━━━ SUPPLIED MATERIAL ━━━

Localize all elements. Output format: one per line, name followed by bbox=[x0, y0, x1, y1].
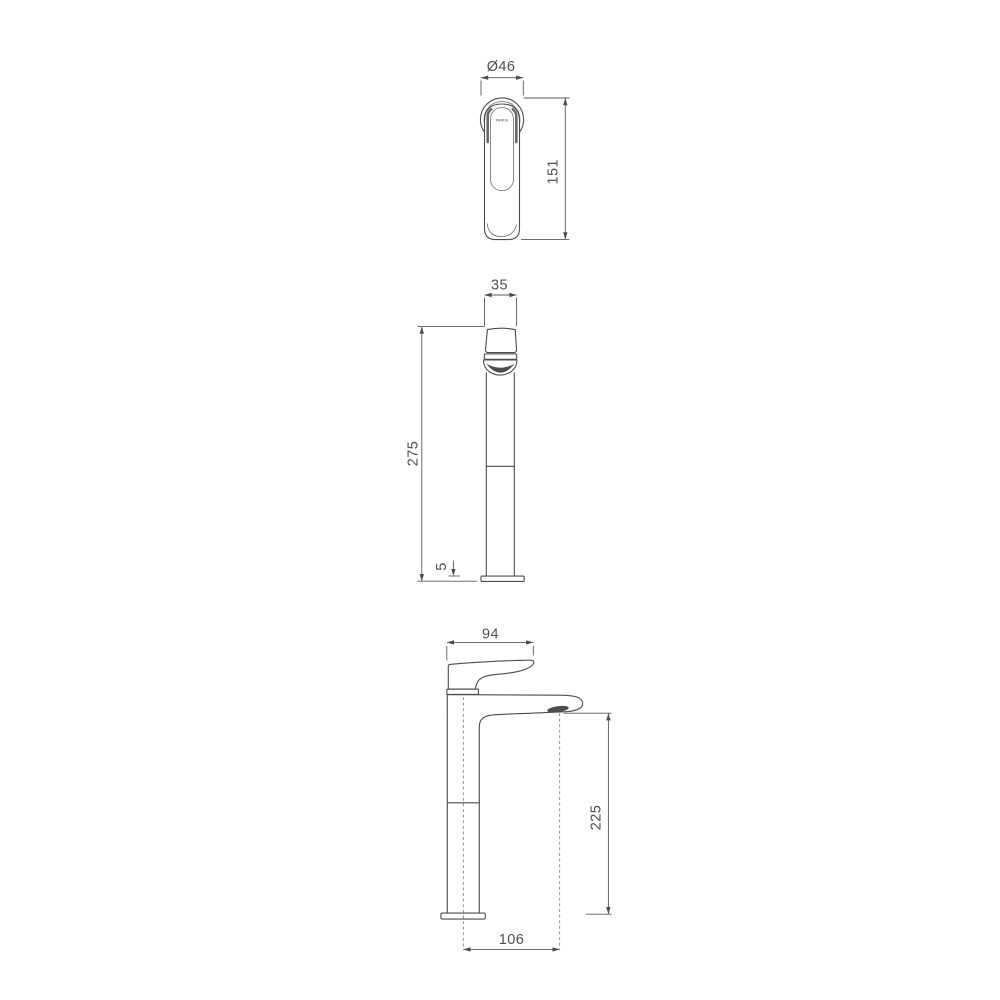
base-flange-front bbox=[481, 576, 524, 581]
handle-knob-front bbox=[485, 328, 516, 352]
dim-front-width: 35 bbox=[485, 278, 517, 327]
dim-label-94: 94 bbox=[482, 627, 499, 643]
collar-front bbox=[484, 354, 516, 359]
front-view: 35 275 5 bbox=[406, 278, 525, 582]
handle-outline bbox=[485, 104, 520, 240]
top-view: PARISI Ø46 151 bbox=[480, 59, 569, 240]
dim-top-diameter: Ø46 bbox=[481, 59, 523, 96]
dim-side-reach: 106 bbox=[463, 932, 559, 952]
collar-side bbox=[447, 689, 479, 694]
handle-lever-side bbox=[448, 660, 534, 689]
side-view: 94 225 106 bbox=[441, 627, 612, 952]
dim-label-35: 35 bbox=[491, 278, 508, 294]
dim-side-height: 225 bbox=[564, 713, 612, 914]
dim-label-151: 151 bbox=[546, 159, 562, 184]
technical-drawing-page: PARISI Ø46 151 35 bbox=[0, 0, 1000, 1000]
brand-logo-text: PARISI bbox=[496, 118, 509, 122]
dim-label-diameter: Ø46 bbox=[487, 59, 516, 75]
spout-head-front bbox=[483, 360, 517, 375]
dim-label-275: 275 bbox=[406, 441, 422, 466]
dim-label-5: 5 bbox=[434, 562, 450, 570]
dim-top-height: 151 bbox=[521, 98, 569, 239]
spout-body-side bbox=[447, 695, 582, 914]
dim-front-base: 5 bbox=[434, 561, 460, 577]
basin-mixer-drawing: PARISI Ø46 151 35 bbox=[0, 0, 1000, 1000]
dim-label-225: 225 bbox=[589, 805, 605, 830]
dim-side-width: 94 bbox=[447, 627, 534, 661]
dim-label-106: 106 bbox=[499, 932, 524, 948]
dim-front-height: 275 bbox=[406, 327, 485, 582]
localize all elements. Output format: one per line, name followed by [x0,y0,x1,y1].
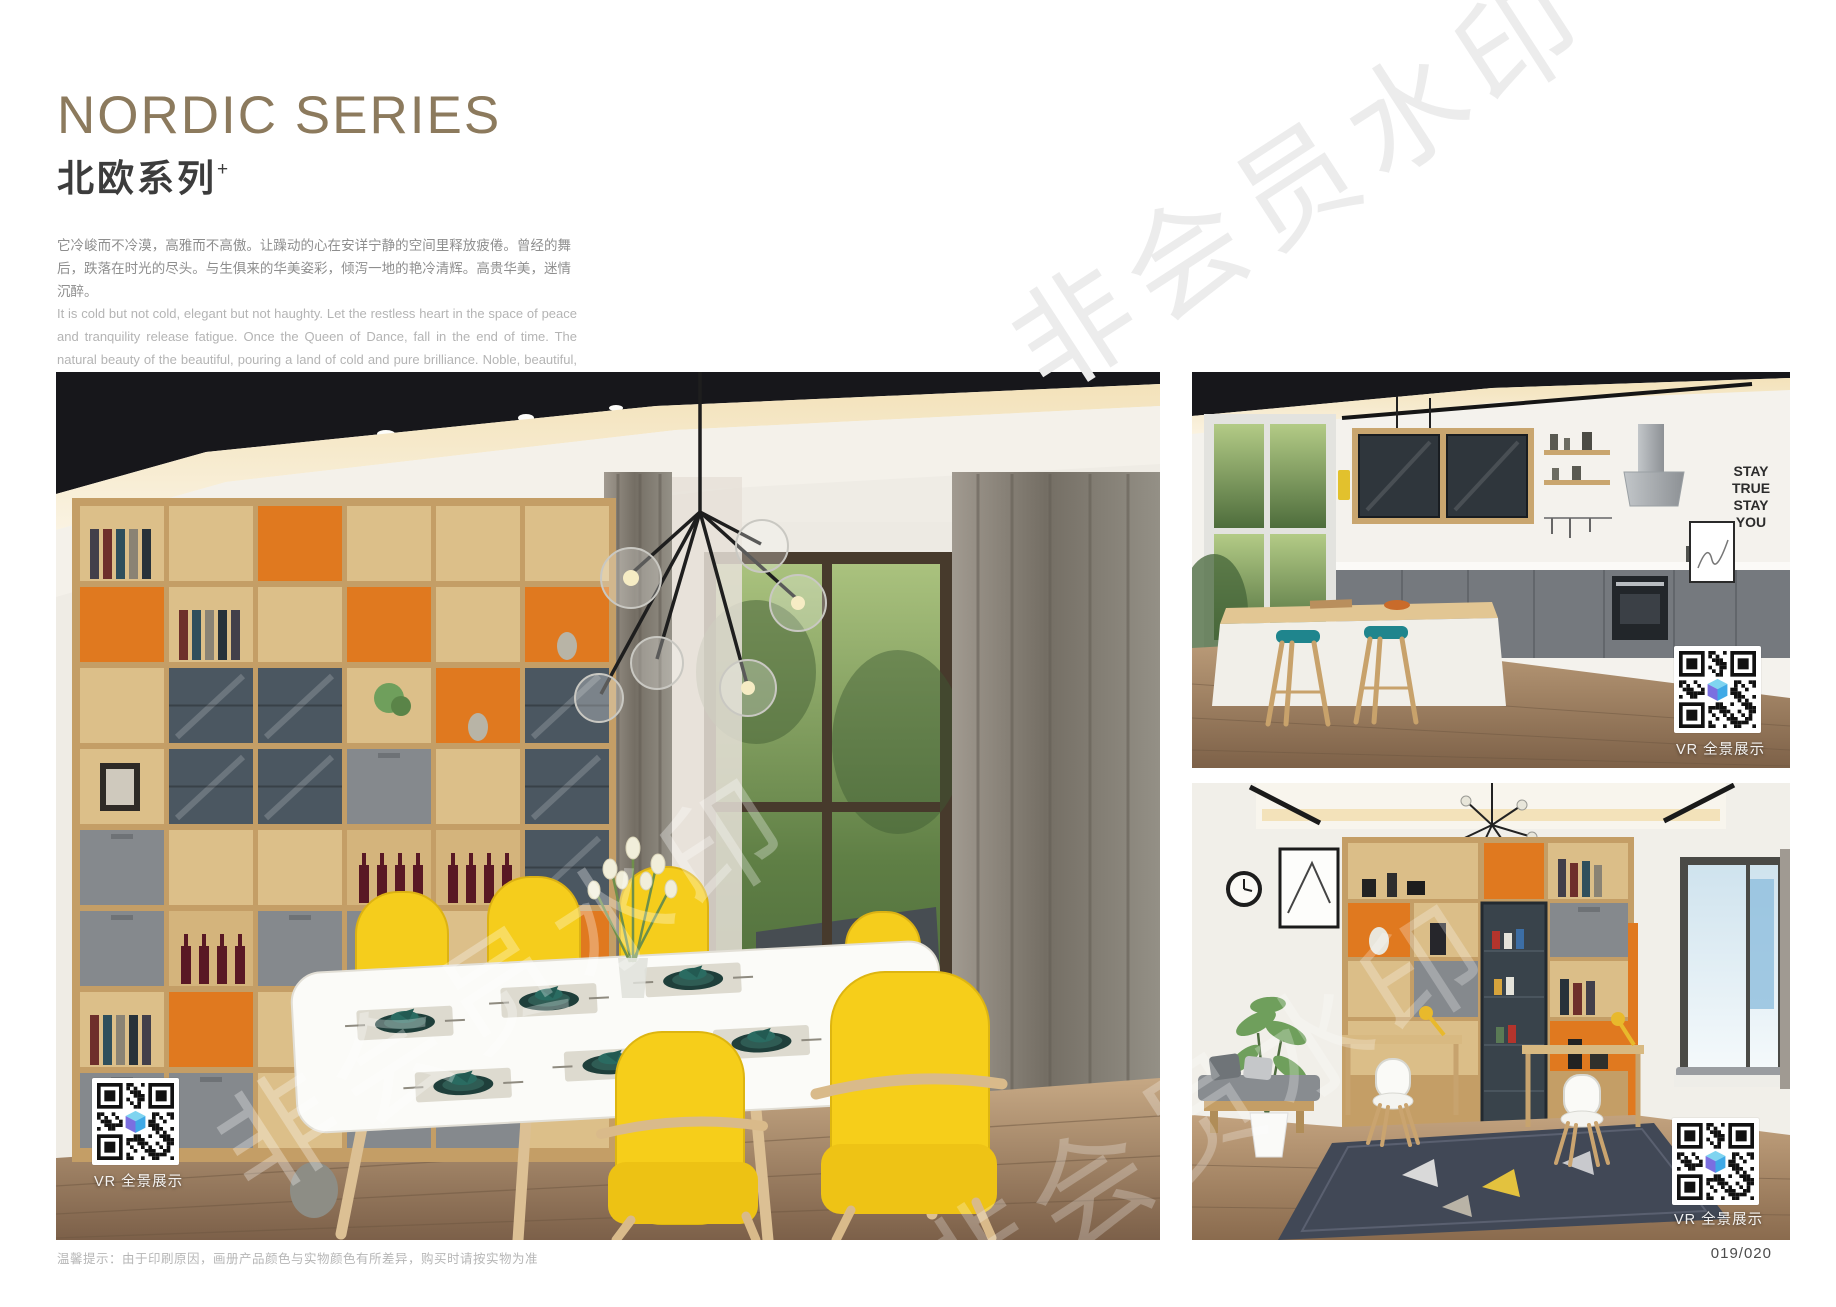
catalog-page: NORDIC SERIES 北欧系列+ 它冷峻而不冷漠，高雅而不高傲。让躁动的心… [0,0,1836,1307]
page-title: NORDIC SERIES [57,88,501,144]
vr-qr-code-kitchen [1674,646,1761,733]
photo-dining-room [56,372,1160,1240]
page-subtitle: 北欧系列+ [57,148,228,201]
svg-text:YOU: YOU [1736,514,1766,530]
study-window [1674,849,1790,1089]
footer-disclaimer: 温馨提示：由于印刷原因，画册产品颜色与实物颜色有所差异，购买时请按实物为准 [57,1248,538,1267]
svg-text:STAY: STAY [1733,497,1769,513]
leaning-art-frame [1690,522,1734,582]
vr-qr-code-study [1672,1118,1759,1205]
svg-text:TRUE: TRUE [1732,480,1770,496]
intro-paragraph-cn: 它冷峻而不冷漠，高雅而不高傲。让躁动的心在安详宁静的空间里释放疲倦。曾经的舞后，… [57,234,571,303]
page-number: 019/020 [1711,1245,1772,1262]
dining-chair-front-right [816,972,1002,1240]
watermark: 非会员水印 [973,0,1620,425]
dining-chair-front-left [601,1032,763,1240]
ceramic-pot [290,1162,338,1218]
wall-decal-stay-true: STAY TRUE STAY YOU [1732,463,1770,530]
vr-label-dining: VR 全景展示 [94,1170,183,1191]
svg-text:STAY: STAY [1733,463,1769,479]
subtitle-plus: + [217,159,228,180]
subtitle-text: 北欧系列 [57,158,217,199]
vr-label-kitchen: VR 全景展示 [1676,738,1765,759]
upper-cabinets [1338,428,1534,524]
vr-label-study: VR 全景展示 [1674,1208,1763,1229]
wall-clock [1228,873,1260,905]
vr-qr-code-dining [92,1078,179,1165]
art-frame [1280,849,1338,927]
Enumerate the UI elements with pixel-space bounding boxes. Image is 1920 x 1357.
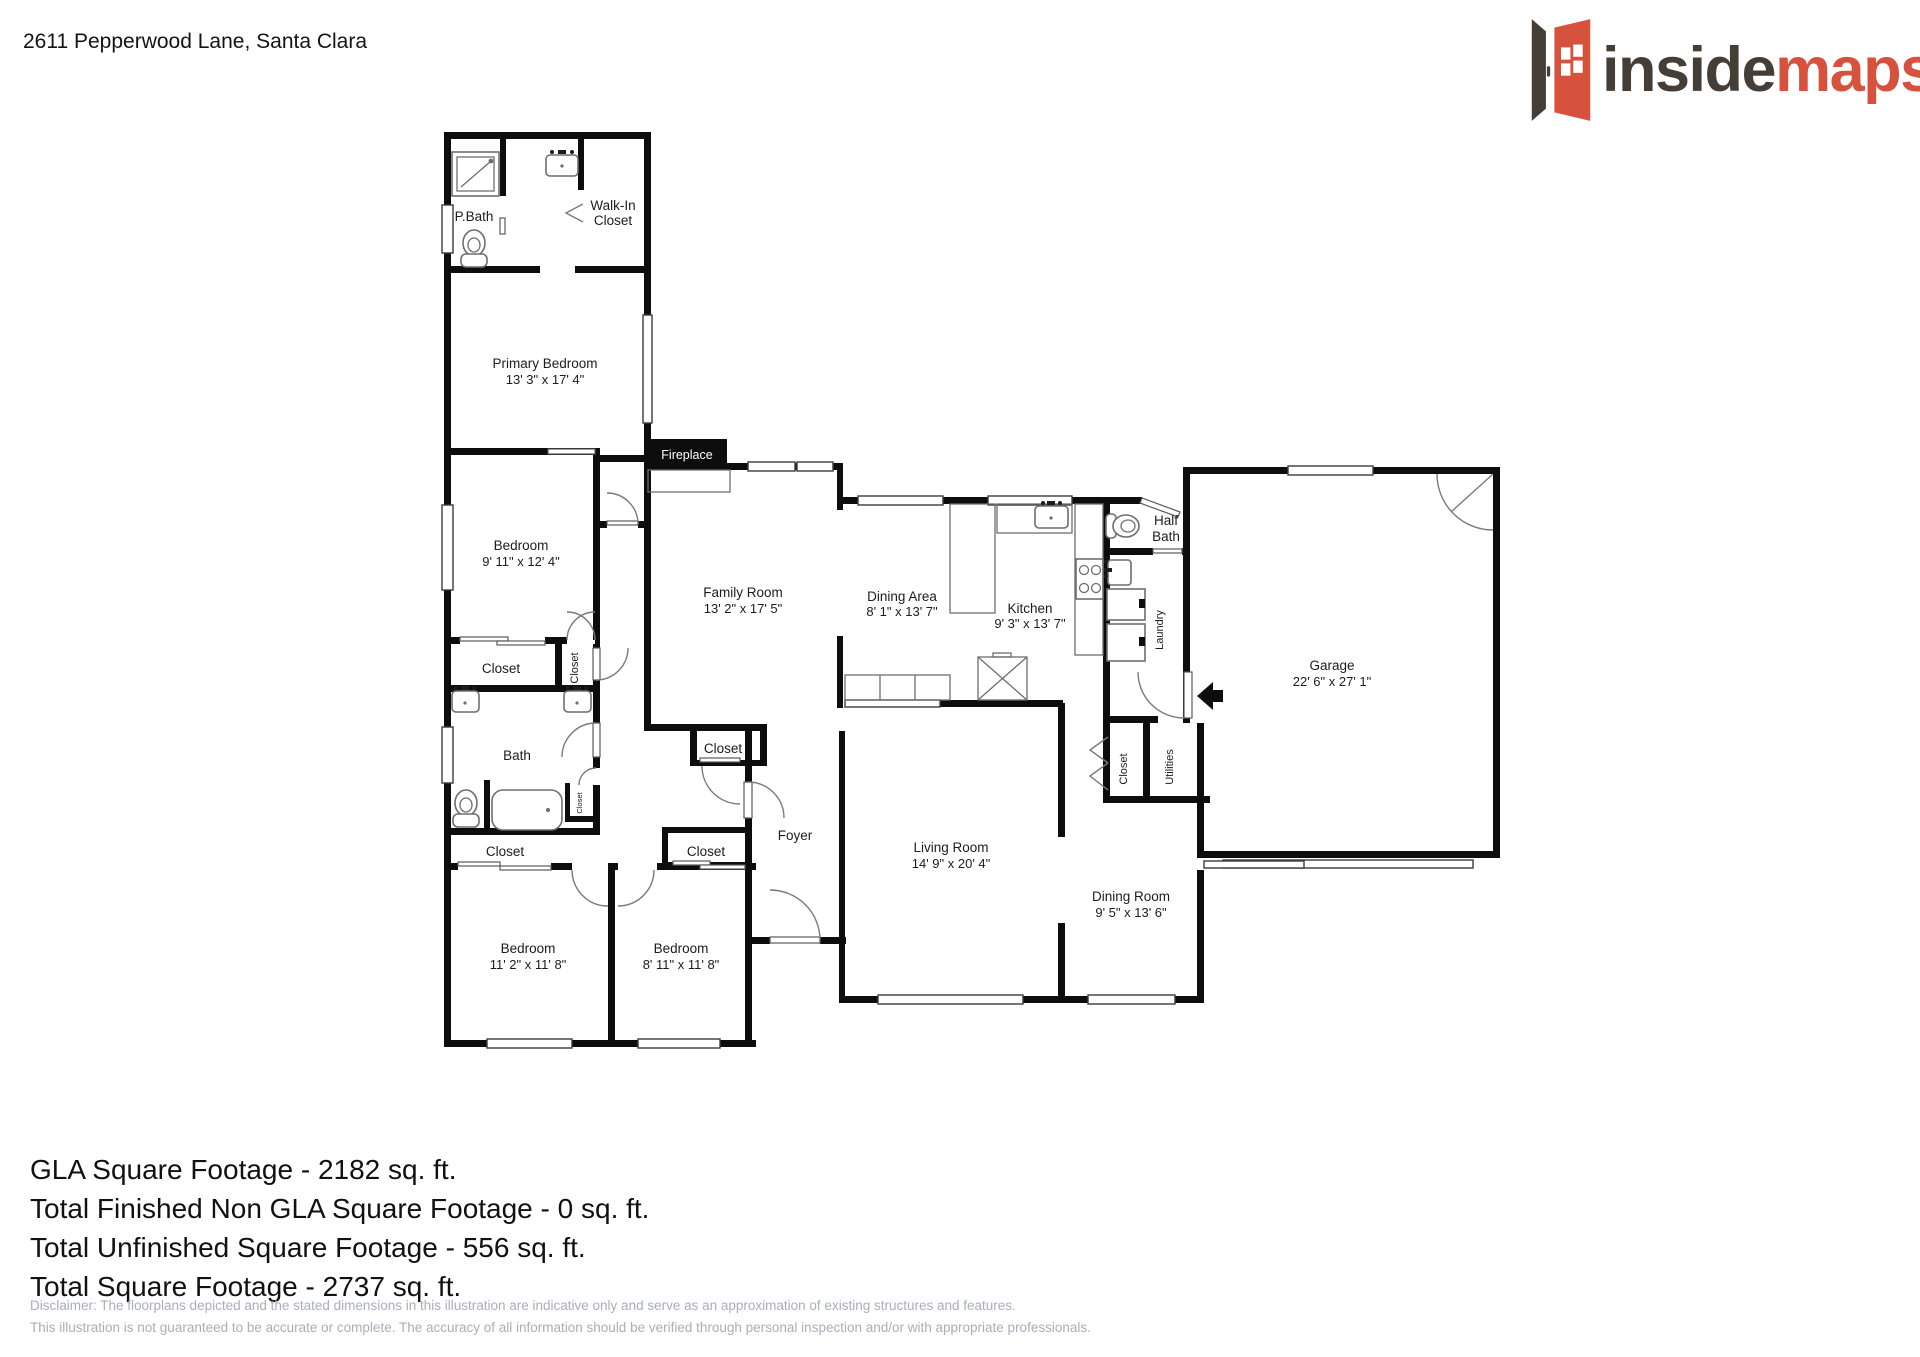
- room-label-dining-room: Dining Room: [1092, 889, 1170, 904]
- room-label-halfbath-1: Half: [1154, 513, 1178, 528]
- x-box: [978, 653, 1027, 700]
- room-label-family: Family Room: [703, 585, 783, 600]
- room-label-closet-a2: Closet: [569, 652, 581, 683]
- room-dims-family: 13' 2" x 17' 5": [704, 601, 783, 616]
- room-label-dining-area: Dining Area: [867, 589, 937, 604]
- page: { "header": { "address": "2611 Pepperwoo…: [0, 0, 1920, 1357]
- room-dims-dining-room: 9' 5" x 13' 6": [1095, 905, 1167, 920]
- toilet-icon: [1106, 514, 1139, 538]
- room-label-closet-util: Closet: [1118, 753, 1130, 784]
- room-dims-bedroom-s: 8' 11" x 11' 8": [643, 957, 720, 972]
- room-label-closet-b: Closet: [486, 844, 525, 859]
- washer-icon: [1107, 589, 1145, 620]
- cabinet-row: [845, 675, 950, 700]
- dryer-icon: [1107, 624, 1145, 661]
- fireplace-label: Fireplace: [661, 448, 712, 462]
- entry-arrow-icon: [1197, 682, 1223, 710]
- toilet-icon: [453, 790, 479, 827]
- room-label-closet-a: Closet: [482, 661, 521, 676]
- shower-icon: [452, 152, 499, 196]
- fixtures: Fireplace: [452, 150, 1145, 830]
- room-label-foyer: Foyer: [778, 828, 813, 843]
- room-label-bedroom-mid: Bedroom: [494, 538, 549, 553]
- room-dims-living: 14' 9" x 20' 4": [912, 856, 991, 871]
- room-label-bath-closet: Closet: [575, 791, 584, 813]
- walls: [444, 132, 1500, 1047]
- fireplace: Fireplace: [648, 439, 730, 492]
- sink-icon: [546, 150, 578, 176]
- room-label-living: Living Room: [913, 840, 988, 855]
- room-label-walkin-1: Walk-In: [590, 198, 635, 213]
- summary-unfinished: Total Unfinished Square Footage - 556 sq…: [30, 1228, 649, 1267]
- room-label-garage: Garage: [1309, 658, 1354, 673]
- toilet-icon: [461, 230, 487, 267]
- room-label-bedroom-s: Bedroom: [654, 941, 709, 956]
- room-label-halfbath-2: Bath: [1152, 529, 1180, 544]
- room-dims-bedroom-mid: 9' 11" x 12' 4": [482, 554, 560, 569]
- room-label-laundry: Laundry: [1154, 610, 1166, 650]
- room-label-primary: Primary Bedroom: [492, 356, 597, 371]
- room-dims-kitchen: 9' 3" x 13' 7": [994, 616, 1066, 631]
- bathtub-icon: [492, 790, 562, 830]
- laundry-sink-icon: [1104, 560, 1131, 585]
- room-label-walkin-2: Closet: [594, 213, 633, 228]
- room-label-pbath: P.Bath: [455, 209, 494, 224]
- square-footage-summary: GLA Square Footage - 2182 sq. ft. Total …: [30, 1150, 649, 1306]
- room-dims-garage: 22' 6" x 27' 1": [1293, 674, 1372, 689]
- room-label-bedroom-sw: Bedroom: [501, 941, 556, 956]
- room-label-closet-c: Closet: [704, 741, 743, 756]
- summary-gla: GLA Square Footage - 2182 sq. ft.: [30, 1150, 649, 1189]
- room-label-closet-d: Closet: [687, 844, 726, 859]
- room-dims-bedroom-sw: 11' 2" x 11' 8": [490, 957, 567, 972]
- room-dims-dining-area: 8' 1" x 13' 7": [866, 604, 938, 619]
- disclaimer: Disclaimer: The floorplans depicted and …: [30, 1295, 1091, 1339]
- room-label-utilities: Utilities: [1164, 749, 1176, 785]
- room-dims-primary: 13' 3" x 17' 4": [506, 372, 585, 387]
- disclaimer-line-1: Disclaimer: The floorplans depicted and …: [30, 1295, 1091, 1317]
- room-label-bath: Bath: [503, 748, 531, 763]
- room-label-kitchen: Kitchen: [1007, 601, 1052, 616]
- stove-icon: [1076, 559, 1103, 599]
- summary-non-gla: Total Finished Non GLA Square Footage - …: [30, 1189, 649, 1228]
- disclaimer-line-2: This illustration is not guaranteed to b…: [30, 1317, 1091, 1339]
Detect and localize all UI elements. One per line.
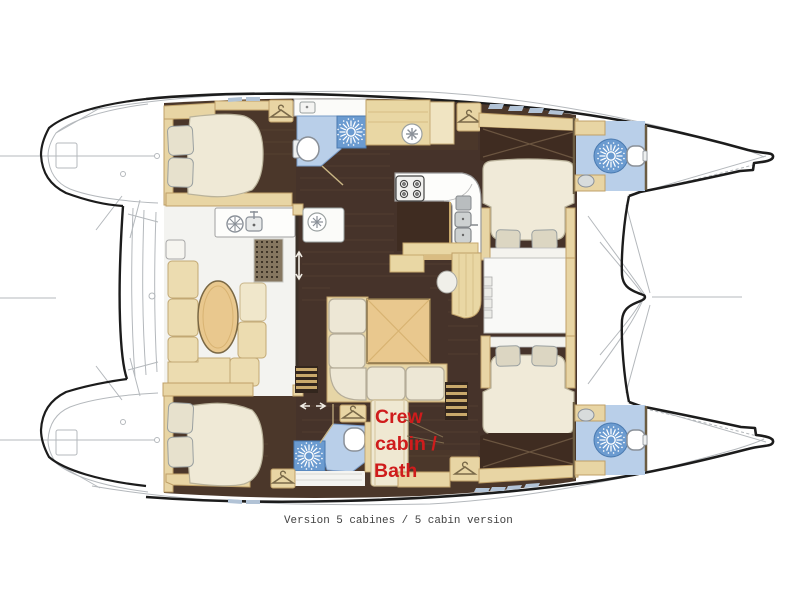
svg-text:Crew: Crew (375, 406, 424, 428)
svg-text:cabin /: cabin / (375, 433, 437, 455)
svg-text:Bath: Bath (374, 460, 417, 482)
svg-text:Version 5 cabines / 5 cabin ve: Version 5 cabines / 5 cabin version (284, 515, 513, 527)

━━━

# DESCRIPTION OF THE TASK
Rewrite the lines starting with the line with "base-flange-front bbox=[481, 576, 524, 581]" and going on through the line with "dim-label-275: 275 bbox=[406, 441, 422, 466]", changing "spout-head-front" to "spout-tip-front" and keeping everything else the same.

# SOLUTION TO THIS EXERCISE
base-flange-front bbox=[481, 576, 524, 581]
handle-knob-front bbox=[485, 328, 516, 352]
dim-front-width: 35 bbox=[485, 278, 517, 327]
dim-label-94: 94 bbox=[482, 627, 499, 643]
collar-front bbox=[484, 354, 516, 359]
front-view: 35 275 5 bbox=[406, 278, 525, 582]
handle-outline bbox=[485, 104, 520, 240]
top-view: PARISI Ø46 151 bbox=[480, 59, 569, 240]
dim-top-diameter: Ø46 bbox=[481, 59, 523, 96]
dim-side-reach: 106 bbox=[463, 932, 559, 952]
collar-side bbox=[447, 689, 479, 694]
handle-lever-side bbox=[448, 660, 534, 689]
side-view: 94 225 106 bbox=[441, 627, 612, 952]
dim-label-35: 35 bbox=[491, 278, 508, 294]
dim-side-height: 225 bbox=[564, 713, 612, 914]
dim-label-151: 151 bbox=[546, 159, 562, 184]
technical-drawing-page: PARISI Ø46 151 35 bbox=[0, 0, 1000, 1000]
brand-logo-text: PARISI bbox=[496, 118, 509, 122]
dim-label-diameter: Ø46 bbox=[487, 59, 516, 75]
spout-tip-front bbox=[483, 360, 517, 375]
dim-label-275: 275 bbox=[406, 441, 422, 466]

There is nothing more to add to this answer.